[Stored entries]
☆ ☆ ☆ ☆ ☆
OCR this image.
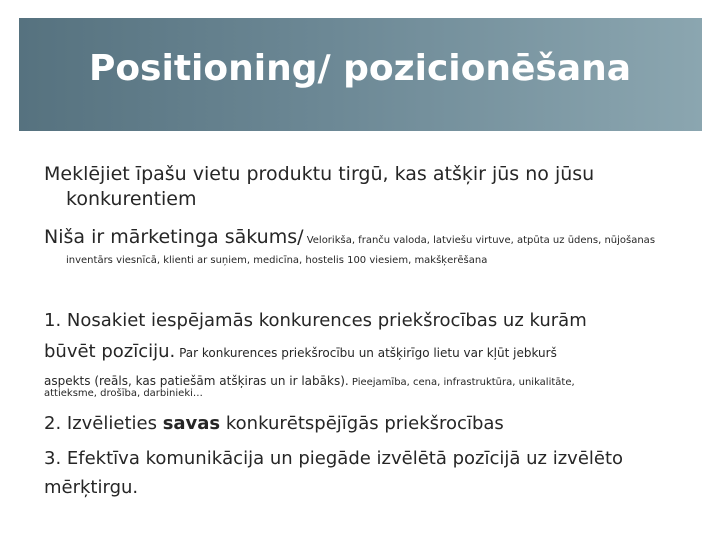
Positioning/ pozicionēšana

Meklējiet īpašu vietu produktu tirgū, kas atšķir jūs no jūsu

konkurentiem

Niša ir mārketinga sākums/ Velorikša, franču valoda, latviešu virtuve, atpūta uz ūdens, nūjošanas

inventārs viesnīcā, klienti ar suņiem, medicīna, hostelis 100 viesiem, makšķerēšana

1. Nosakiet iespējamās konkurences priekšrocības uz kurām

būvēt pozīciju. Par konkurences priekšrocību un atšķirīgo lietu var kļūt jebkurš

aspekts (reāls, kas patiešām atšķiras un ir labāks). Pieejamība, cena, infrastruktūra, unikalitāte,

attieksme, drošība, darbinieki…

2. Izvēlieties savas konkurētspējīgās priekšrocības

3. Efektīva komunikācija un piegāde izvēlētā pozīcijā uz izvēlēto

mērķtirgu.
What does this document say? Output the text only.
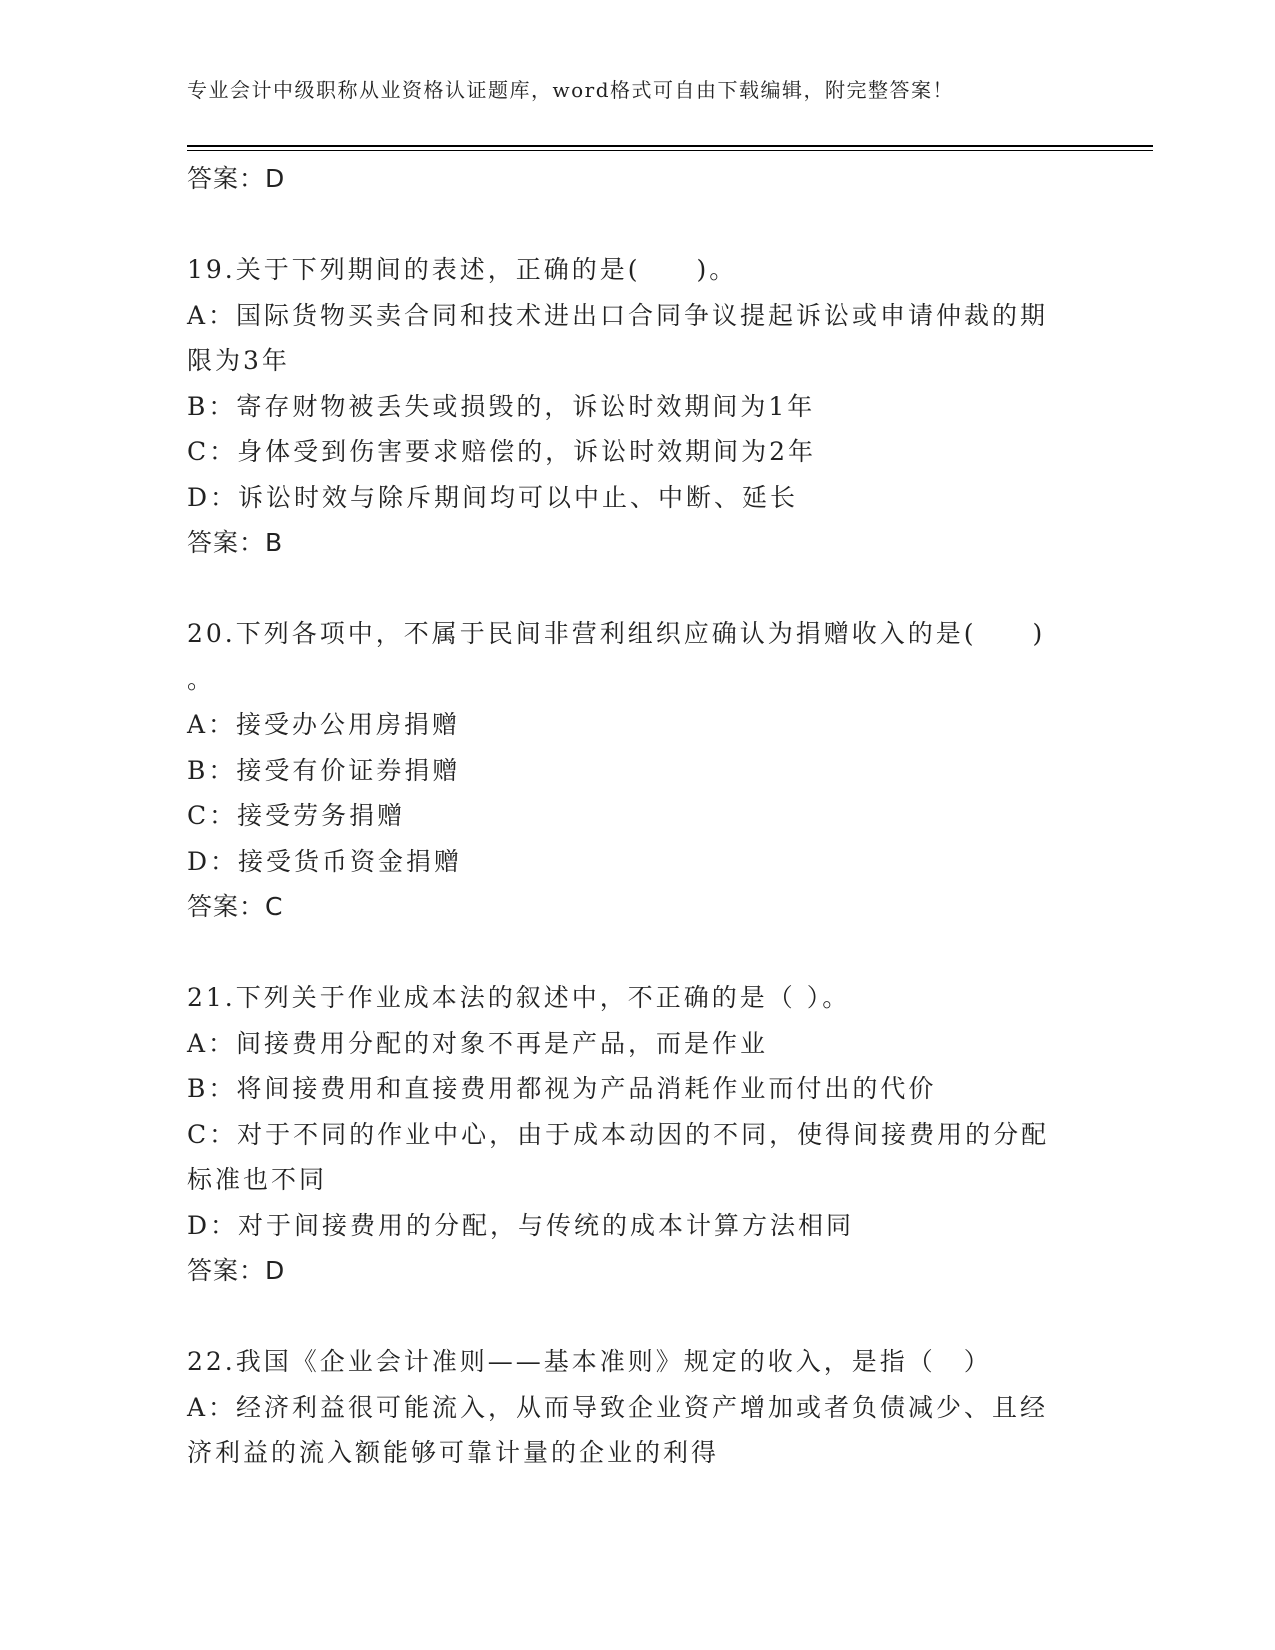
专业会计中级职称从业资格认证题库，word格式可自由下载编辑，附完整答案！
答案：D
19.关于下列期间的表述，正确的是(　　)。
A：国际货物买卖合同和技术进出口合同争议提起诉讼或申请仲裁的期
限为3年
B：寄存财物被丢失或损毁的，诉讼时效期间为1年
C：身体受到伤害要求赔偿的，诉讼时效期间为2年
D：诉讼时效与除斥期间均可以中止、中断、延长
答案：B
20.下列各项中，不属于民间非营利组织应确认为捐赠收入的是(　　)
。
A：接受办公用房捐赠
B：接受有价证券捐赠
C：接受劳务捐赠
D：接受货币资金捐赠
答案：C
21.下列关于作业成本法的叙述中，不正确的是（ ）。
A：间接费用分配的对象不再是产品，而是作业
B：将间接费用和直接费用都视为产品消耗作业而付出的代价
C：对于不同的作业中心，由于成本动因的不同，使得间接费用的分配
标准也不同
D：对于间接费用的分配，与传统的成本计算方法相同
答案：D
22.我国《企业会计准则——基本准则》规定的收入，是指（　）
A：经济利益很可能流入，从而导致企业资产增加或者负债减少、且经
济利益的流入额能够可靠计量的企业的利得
☆ ☆ ☆ ☆ ☆
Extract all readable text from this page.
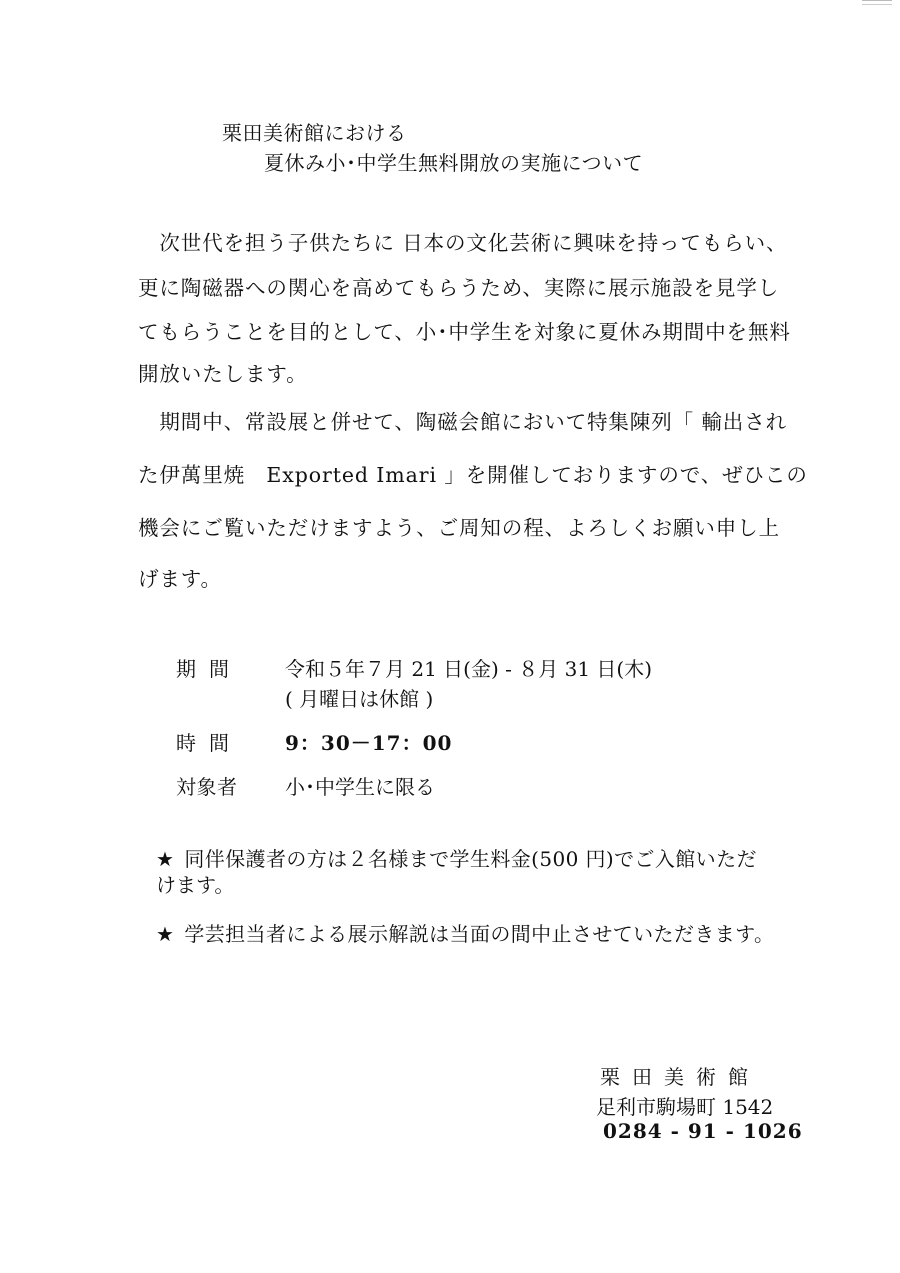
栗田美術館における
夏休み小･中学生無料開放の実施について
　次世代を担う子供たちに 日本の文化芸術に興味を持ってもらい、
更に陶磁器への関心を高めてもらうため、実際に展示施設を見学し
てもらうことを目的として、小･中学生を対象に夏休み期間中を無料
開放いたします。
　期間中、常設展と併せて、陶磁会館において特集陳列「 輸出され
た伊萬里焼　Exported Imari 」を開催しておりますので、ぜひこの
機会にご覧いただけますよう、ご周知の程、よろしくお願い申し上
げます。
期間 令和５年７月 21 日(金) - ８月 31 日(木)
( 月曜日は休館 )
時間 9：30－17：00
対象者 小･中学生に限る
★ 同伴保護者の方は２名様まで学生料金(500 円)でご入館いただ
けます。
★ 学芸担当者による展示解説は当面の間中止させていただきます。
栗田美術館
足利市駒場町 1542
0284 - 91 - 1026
☆ ☆ ☆ ☆ ☆
Find every line above that contains the word "text", and return each one.

What does this document say? Output the text only.
Extract all readable text from this page.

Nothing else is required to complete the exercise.